** Work instructions **
Copy the data word for word, everything from the line with "Give me the" down to the line with "callout-line (357, 500, 437, 502)", and nothing else.

── The records ──

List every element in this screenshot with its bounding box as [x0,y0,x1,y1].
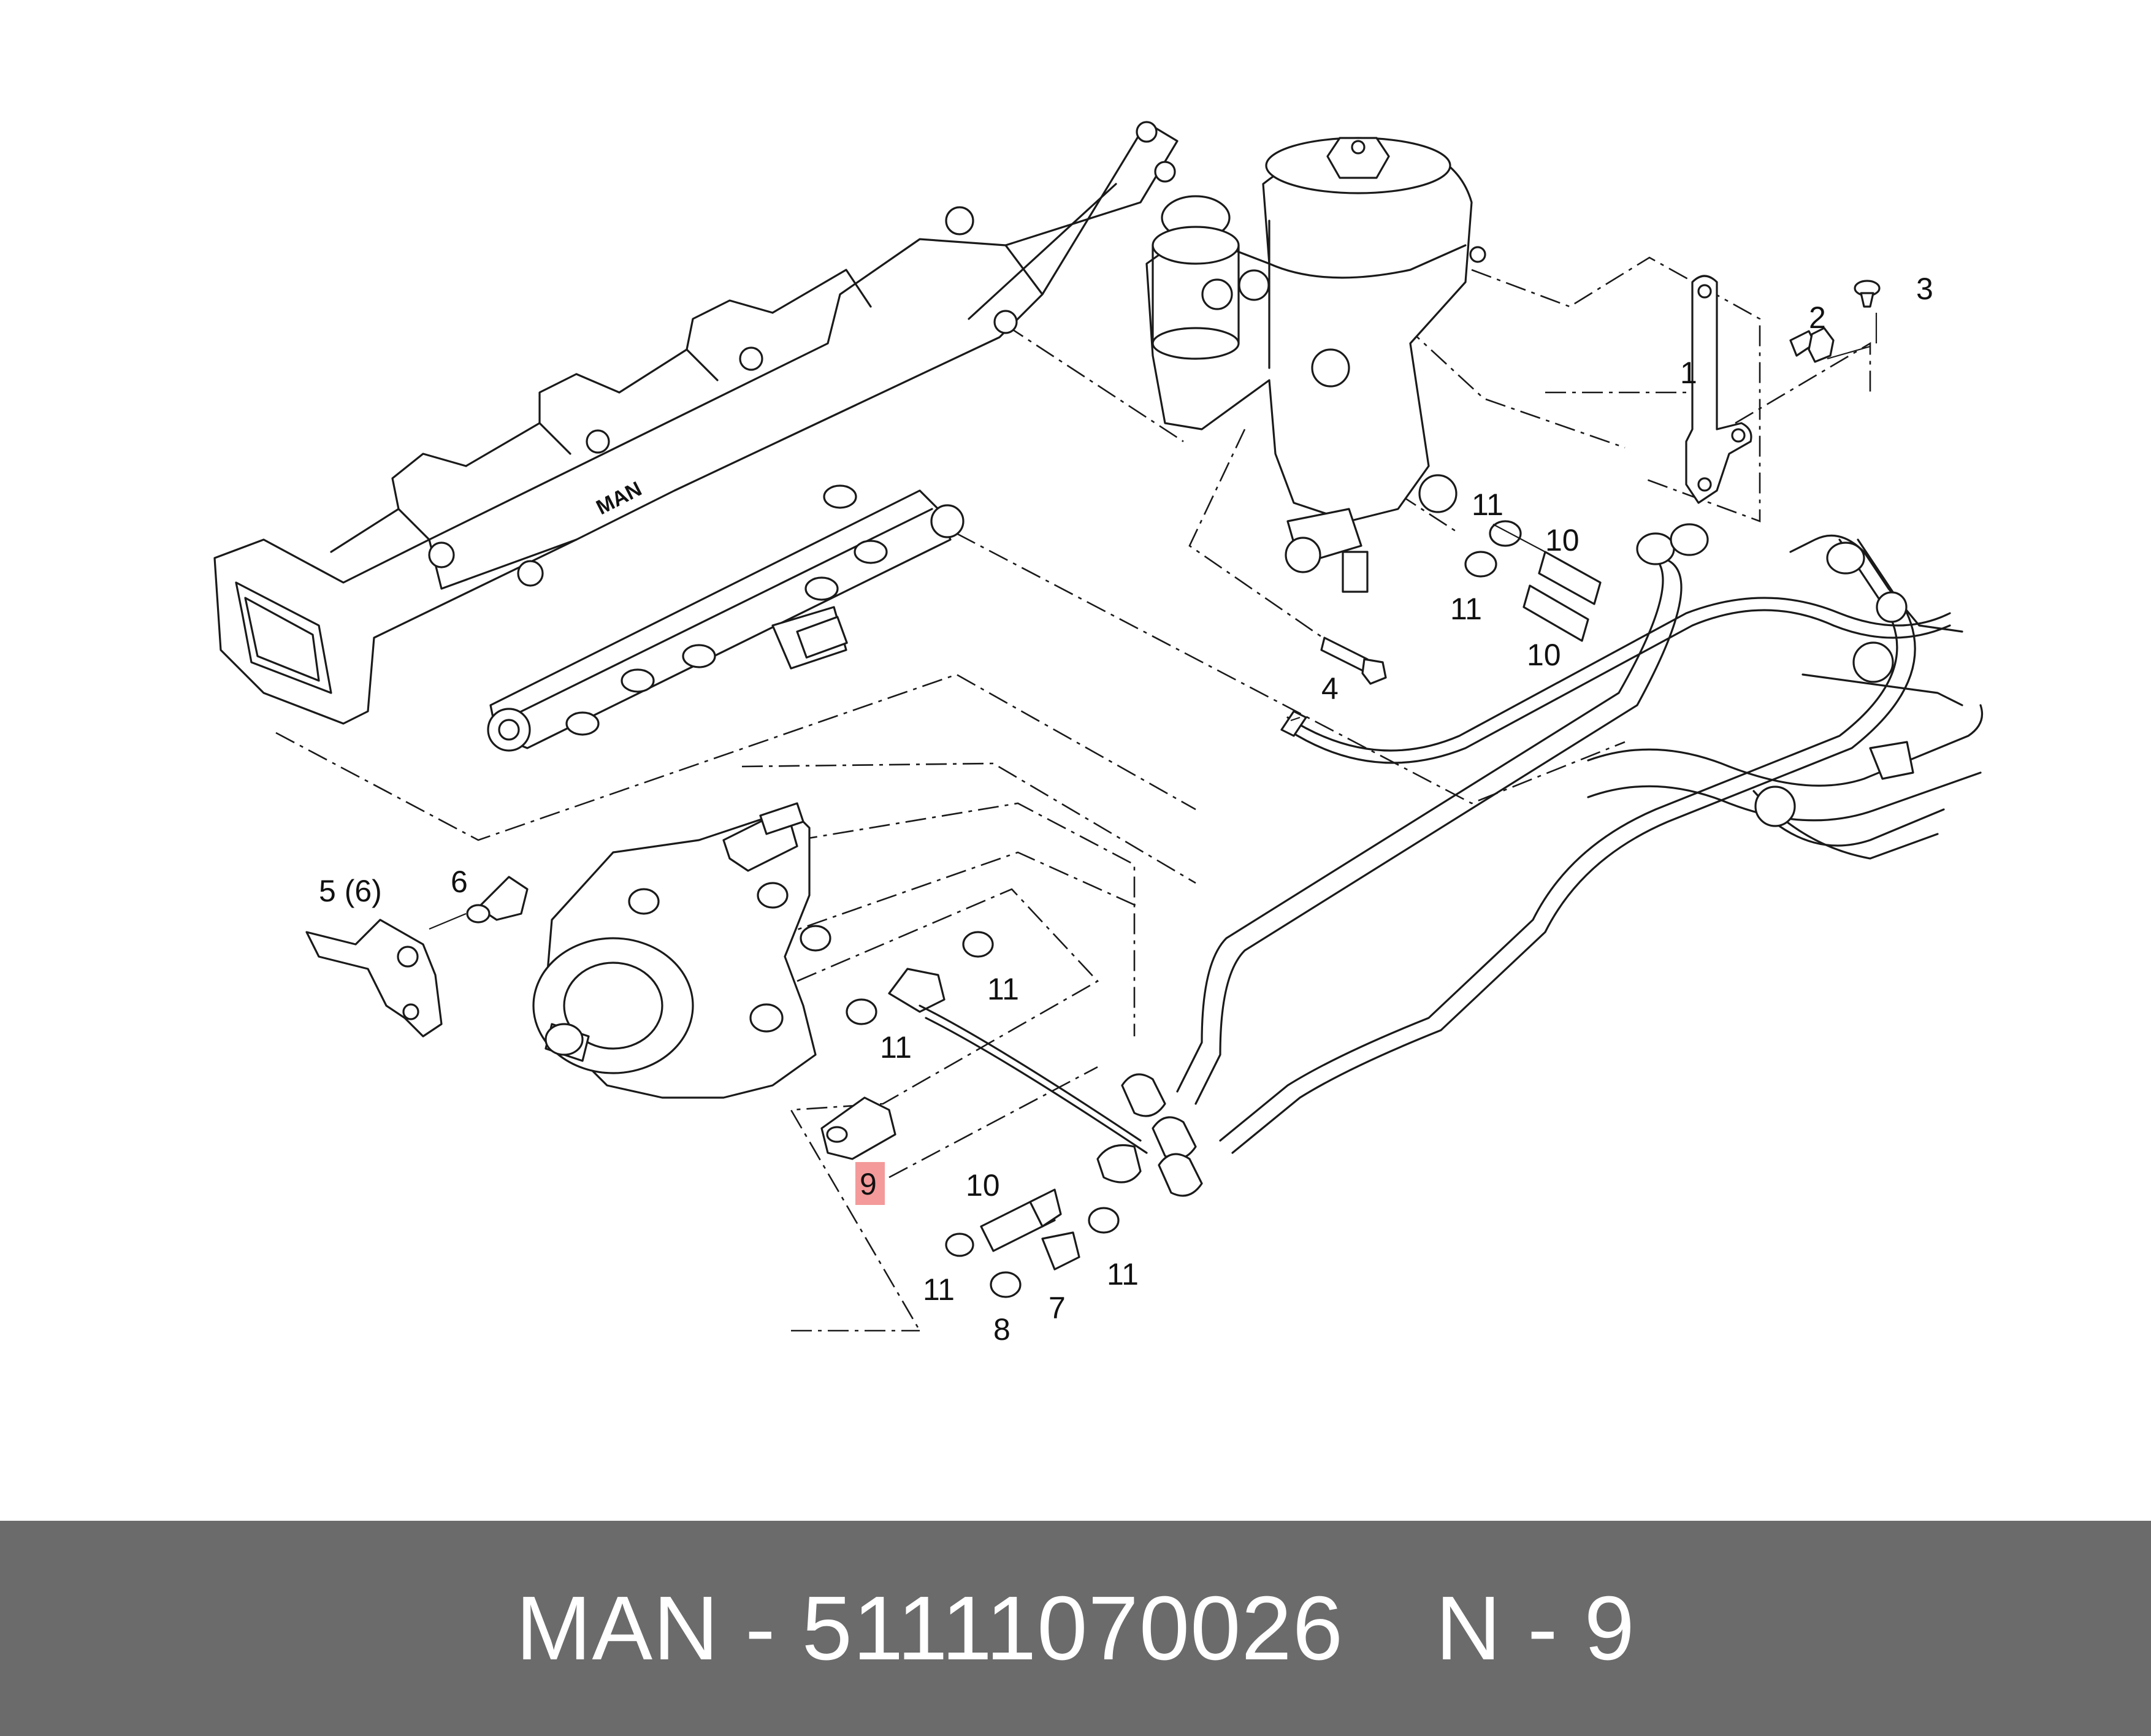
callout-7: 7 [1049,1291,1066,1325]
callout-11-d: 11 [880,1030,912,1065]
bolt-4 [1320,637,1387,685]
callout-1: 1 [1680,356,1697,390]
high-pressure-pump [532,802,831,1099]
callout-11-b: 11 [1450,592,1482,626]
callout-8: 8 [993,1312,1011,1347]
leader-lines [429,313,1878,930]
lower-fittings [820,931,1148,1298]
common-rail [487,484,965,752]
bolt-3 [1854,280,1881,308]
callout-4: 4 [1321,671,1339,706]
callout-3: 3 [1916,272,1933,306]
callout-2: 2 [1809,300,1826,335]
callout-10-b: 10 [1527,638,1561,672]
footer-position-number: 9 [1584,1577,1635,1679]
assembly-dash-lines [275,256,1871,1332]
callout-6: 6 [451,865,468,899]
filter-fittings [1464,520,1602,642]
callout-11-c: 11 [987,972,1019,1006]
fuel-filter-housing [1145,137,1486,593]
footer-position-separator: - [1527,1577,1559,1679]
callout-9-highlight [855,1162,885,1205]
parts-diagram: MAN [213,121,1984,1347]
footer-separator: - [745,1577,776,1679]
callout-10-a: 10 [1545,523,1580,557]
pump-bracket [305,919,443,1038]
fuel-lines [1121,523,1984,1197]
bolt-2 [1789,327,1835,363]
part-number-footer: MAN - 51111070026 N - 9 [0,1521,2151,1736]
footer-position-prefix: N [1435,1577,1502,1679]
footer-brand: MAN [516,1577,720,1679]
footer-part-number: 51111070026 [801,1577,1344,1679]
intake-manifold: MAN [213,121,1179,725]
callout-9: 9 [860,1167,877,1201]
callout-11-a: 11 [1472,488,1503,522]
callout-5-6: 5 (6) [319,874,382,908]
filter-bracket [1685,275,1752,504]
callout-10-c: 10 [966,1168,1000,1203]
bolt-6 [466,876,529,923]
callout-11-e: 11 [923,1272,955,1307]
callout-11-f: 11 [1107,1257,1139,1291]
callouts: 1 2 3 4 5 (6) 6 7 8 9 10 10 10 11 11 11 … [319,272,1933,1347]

───
── The records ──

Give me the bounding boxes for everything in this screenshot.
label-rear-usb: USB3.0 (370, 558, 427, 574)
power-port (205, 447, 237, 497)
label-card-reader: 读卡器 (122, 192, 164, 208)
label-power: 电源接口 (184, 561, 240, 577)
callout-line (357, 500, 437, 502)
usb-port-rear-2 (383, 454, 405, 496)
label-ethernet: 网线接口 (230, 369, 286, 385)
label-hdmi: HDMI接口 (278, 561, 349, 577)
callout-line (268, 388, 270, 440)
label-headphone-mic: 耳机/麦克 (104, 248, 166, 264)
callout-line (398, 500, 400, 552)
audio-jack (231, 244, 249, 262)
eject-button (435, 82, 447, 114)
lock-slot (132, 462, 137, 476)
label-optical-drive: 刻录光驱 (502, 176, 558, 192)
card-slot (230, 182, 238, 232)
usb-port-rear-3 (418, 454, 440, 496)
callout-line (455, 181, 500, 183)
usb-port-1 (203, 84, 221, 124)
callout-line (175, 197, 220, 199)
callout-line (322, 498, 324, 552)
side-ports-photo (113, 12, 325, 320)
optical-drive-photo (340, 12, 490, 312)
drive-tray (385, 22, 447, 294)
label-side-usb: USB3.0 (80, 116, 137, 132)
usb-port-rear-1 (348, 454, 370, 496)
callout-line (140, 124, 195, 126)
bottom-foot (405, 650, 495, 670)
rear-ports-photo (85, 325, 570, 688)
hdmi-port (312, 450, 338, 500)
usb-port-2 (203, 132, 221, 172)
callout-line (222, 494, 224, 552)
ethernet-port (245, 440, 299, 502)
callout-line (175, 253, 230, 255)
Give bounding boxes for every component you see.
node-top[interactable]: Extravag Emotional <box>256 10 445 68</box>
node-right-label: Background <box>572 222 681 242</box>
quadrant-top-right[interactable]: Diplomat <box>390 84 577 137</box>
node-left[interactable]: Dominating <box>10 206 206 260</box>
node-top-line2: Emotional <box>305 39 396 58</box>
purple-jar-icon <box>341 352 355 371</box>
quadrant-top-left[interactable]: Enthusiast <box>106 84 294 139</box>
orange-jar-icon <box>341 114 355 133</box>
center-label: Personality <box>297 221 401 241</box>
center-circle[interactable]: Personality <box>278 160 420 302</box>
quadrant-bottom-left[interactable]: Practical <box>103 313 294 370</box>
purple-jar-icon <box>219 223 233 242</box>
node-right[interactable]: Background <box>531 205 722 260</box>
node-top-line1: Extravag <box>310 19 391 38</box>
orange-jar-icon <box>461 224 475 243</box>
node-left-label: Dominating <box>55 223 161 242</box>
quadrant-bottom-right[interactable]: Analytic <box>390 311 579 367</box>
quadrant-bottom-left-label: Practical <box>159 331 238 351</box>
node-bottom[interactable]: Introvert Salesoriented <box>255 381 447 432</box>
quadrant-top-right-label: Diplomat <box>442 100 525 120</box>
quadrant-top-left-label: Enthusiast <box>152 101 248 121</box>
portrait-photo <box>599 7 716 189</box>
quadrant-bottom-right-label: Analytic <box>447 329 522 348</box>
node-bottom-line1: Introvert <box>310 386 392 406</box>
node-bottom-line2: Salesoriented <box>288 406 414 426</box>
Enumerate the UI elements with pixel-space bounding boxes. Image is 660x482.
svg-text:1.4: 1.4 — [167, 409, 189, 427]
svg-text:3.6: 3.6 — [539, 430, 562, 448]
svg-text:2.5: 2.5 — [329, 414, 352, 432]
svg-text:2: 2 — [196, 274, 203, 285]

───

** The reply **
Give me the bounding boxes for everything in this screenshot.
label-rear-usb: USB3.0 (370, 558, 427, 574)
power-port (205, 447, 237, 497)
label-card-reader: 读卡器 (122, 192, 164, 208)
label-power: 电源接口 (184, 561, 240, 577)
callout-line (357, 500, 437, 502)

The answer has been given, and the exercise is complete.